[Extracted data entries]
....

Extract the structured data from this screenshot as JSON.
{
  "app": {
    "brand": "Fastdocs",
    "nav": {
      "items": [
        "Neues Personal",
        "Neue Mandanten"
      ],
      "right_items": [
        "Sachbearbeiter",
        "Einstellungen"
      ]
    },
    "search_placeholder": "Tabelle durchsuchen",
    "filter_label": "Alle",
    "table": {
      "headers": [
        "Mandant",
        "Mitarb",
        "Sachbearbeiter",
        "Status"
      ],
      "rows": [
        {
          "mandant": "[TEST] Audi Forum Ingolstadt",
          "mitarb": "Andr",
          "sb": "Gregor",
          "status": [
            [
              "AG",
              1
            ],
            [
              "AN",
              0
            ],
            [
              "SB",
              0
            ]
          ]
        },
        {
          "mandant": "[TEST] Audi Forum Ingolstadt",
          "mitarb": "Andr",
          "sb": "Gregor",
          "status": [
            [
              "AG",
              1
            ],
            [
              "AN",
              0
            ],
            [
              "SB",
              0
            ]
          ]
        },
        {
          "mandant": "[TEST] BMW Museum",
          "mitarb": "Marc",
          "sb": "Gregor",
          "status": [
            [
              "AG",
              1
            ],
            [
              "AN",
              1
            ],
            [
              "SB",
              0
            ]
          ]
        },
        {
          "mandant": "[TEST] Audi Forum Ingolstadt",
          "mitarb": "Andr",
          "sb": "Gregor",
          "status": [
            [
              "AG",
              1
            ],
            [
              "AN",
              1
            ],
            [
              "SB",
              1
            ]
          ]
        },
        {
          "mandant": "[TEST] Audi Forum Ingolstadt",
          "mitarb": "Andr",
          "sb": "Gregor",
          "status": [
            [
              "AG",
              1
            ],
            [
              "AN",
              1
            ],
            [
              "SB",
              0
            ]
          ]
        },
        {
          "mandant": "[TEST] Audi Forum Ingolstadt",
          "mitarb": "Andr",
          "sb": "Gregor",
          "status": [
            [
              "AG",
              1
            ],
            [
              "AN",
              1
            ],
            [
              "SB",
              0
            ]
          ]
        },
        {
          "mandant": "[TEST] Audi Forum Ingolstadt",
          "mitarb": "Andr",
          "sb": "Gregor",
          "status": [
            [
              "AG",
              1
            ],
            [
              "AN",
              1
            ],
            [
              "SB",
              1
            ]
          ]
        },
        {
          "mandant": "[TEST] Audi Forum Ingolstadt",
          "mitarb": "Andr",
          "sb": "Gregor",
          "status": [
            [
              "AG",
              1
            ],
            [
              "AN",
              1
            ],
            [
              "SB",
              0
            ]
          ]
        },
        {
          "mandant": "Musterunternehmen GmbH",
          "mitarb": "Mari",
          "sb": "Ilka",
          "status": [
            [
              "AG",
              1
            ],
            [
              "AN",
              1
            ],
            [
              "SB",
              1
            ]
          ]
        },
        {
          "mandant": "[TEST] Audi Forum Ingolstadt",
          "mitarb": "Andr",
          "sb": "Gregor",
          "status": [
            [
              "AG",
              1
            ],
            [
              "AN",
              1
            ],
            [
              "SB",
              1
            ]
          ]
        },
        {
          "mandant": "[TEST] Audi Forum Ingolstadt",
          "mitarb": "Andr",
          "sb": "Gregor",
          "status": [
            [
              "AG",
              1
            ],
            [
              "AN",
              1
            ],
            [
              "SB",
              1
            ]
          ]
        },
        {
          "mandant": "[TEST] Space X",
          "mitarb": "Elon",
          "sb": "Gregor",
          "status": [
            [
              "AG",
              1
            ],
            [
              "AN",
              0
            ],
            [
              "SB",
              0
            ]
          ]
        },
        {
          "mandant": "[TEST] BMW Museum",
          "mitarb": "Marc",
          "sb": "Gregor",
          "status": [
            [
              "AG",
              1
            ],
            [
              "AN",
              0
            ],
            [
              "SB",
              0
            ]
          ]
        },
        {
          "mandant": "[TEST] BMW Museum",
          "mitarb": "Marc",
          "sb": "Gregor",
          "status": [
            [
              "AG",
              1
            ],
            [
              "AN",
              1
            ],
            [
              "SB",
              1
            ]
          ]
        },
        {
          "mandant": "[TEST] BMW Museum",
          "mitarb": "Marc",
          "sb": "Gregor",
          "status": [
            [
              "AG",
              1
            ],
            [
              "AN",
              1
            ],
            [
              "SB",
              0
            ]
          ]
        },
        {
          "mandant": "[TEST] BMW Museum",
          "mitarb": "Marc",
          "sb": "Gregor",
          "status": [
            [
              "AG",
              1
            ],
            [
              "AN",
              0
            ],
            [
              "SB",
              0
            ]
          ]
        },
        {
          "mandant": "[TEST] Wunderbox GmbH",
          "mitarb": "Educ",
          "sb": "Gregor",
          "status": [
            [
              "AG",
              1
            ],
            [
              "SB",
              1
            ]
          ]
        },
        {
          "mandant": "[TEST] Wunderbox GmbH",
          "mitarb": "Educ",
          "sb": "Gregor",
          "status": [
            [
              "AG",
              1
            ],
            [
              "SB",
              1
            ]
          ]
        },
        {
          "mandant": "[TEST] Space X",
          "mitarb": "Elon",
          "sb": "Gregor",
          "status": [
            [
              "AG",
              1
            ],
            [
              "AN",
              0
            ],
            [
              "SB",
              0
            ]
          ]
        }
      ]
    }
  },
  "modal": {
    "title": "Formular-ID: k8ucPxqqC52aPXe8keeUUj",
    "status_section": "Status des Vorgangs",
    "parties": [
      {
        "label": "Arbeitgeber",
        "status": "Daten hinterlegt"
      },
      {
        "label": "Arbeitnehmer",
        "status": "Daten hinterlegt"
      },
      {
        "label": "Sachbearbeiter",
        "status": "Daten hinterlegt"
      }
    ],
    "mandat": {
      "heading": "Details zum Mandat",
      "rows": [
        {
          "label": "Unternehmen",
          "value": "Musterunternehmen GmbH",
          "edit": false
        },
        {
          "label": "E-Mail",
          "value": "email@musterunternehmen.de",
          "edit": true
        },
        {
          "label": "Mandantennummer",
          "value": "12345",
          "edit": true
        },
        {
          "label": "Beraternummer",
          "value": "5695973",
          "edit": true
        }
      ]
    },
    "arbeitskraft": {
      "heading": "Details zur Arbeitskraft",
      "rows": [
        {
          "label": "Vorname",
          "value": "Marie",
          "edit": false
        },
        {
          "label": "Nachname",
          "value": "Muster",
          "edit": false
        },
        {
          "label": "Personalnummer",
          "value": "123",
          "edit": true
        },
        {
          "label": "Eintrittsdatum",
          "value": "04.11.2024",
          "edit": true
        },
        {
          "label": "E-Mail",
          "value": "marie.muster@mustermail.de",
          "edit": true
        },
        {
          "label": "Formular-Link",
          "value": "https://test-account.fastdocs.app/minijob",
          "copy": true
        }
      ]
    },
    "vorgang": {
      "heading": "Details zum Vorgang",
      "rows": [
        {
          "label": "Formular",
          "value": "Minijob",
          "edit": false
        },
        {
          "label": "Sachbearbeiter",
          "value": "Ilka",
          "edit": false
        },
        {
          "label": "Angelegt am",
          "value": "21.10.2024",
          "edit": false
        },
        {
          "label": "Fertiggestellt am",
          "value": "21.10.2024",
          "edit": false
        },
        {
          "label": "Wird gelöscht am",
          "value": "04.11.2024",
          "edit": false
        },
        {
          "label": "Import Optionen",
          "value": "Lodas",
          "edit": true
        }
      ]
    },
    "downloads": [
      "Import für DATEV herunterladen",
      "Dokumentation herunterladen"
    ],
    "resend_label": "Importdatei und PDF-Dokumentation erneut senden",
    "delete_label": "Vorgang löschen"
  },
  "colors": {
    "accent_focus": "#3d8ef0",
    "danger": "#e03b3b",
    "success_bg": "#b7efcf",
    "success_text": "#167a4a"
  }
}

....

In full and verbatim, repeat the records given above.

Extract the structured data from this screenshot as JSON.
{
  "app": {
    "brand": "Fastdocs",
    "nav": {
      "items": [
        "Neues Personal",
        "Neue Mandanten"
      ],
      "right_items": [
        "Sachbearbeiter",
        "Einstellungen"
      ]
    },
    "search_placeholder": "Tabelle durchsuchen",
    "filter_label": "Alle",
    "table": {
      "headers": [
        "Mandant",
        "Mitarb",
        "Sachbearbeiter",
        "Status"
      ],
      "rows": [
        {
          "mandant": "[TEST] Audi Forum Ingolstadt",
          "mitarb": "Andr",
          "sb": "Gregor",
          "status": [
            [
              "AG",
              1
            ],
            [
              "AN",
              0
            ],
            [
              "SB",
              0
            ]
          ]
        },
        {
          "mandant": "[TEST] Audi Forum Ingolstadt",
          "mitarb": "Andr",
          "sb": "Gregor",
          "status": [
            [
              "AG",
              1
            ],
            [
              "AN",
              0
            ],
            [
              "SB",
              0
            ]
          ]
        },
        {
          "mandant": "[TEST] BMW Museum",
          "mitarb": "Marc",
          "sb": "Gregor",
          "status": [
            [
              "AG",
              1
            ],
            [
              "AN",
              1
            ],
            [
              "SB",
              0
            ]
          ]
        },
        {
          "mandant": "[TEST] Audi Forum Ingolstadt",
          "mitarb": "Andr",
          "sb": "Gregor",
          "status": [
            [
              "AG",
              1
            ],
            [
              "AN",
              1
            ],
            [
              "SB",
              1
            ]
          ]
        },
        {
          "mandant": "[TEST] Audi Forum Ingolstadt",
          "mitarb": "Andr",
          "sb": "Gregor",
          "status": [
            [
              "AG",
              1
            ],
            [
              "AN",
              1
            ],
            [
              "SB",
              0
            ]
          ]
        },
        {
          "mandant": "[TEST] Audi Forum Ingolstadt",
          "mitarb": "Andr",
          "sb": "Gregor",
          "status": [
            [
              "AG",
              1
            ],
            [
              "AN",
              1
            ],
            [
              "SB",
              0
            ]
          ]
        },
        {
          "mandant": "[TEST] Audi Forum Ingolstadt",
          "mitarb": "Andr",
          "sb": "Gregor",
          "status": [
            [
              "AG",
              1
            ],
            [
              "AN",
              1
            ],
            [
              "SB",
              1
            ]
          ]
        },
        {
          "mandant": "[TEST] Audi Forum Ingolstadt",
          "mitarb": "Andr",
          "sb": "Gregor",
          "status": [
            [
              "AG",
              1
            ],
            [
              "AN",
              1
            ],
            [
              "SB",
              0
            ]
          ]
        },
        {
          "mandant": "Musterunternehmen GmbH",
          "mitarb": "Mari",
          "sb": "Ilka",
          "status": [
            [
              "AG",
              1
            ],
            [
              "AN",
              1
            ],
            [
              "SB",
              1
            ]
          ]
        },
        {
          "mandant": "[TEST] Audi Forum Ingolstadt",
          "mitarb": "Andr",
          "sb": "Gregor",
          "status": [
            [
              "AG",
              1
            ],
            [
              "AN",
              1
            ],
            [
              "SB",
              1
            ]
          ]
        },
        {
          "mandant": "[TEST] Audi Forum Ingolstadt",
          "mitarb": "Andr",
          "sb": "Gregor",
          "status": [
            [
              "AG",
              1
            ],
            [
              "AN",
              1
            ],
            [
              "SB",
              1
            ]
          ]
        },
        {
          "mandant": "[TEST] Space X",
          "mitarb": "Elon",
          "sb": "Gregor",
          "status": [
            [
              "AG",
              1
            ],
            [
              "AN",
              0
            ],
            [
              "SB",
              0
            ]
          ]
        },
        {
          "mandant": "[TEST] BMW Museum",
          "mitarb": "Marc",
          "sb": "Gregor",
          "status": [
            [
              "AG",
              1
            ],
            [
              "AN",
              0
            ],
            [
              "SB",
              0
            ]
          ]
        },
        {
          "mandant": "[TEST] BMW Museum",
          "mitarb": "Marc",
          "sb": "Gregor",
          "status": [
            [
              "AG",
              1
            ],
            [
              "AN",
              1
            ],
            [
              "SB",
              1
            ]
          ]
        },
        {
          "mandant": "[TEST] BMW Museum",
          "mitarb": "Marc",
          "sb": "Gregor",
          "status": [
            [
              "AG",
              1
            ],
            [
              "AN",
              1
            ],
            [
              "SB",
              0
            ]
          ]
        },
        {
          "mandant": "[TEST] BMW Museum",
          "mitarb": "Marc",
          "sb": "Gregor",
          "status": [
            [
              "AG",
              1
            ],
            [
              "AN",
              0
            ],
            [
              "SB",
              0
            ]
          ]
        },
        {
          "mandant": "[TEST] Wunderbox GmbH",
          "mitarb": "Educ",
          "sb": "Gregor",
          "status": [
            [
              "AG",
              1
            ],
            [
              "SB",
              1
            ]
          ]
        },
        {
          "mandant": "[TEST] Wunderbox GmbH",
          "mitarb": "Educ",
          "sb": "Gregor",
          "status": [
            [
              "AG",
              1
            ],
            [
              "SB",
              1
            ]
          ]
        },
        {
          "mandant": "[TEST] Space X",
          "mitarb": "Elon",
          "sb": "Gregor",
          "status": [
            [
              "AG",
              1
            ],
            [
              "AN",
              0
            ],
            [
              "SB",
              0
            ]
          ]
        }
      ]
    }
  },
  "modal": {
    "title": "Formular-ID: k8ucPxqqC52aPXe8keeUUj",
    "status_section": "Status des Vorgangs",
    "parties": [
      {
        "label": "Arbeitgeber",
        "status": "Daten hinterlegt"
      },
      {
        "label": "Arbeitnehmer",
        "status": "Daten hinterlegt"
      },
      {
        "label": "Sachbearbeiter",
        "status": "Daten hinterlegt"
      }
    ],
    "mandat": {
      "heading": "Details zum Mandat",
      "rows": [
        {
          "label": "Unternehmen",
          "value": "Musterunternehmen GmbH",
          "edit": false
        },
        {
          "label": "E-Mail",
          "value": "email@musterunternehmen.de",
          "edit": true
        },
        {
          "label": "Mandantennummer",
          "value": "12345",
          "edit": true
        },
        {
          "label": "Beraternummer",
          "value": "5695973",
          "edit": true
        }
      ]
    },
    "arbeitskraft": {
      "heading": "Details zur Arbeitskraft",
      "rows": [
        {
          "label": "Vorname",
          "value": "Marie",
          "edit": false
        },
        {
          "label": "Nachname",
          "value": "Muster",
          "edit": false
        },
        {
          "label": "Personalnummer",
          "value": "123",
          "edit": true
        },
        {
          "label": "Eintrittsdatum",
          "value": "04.11.2024",
          "edit": true
        },
        {
          "label": "E-Mail",
          "value": "marie.muster@mustermail.de",
          "edit": true
        },
        {
          "label": "Formular-Link",
          "value": "https://test-account.fastdocs.app/minijob",
          "copy": true
        }
      ]
    },
    "vorgang": {
      "heading": "Details zum Vorgang",
      "rows": [
        {
          "label": "Formular",
          "value": "Minijob",
          "edit": false
        },
        {
          "label": "Sachbearbeiter",
          "value": "Ilka",
          "edit": false
        },
        {
          "label": "Angelegt am",
          "value": "21.10.2024",
          "edit": false
        },
        {
          "label": "Fertiggestellt am",
          "value": "21.10.2024",
          "edit": false
        },
        {
          "label": "Wird gelöscht am",
          "value": "04.11.2024",
          "edit": false
        },
        {
          "label": "Import Optionen",
          "value": "Lodas",
          "edit": true
        }
      ]
    },
    "downloads": [
      "Import für DATEV herunterladen",
      "Dokumentation herunterladen"
    ],
    "resend_label": "Importdatei und PDF-Dokumentation erneut senden",
    "delete_label": "Vorgang löschen"
  },
  "colors": {
    "accent_focus": "#3d8ef0",
    "danger": "#e03b3b",
    "success_bg": "#b7efcf",
    "success_text": "#167a4a"
  }
}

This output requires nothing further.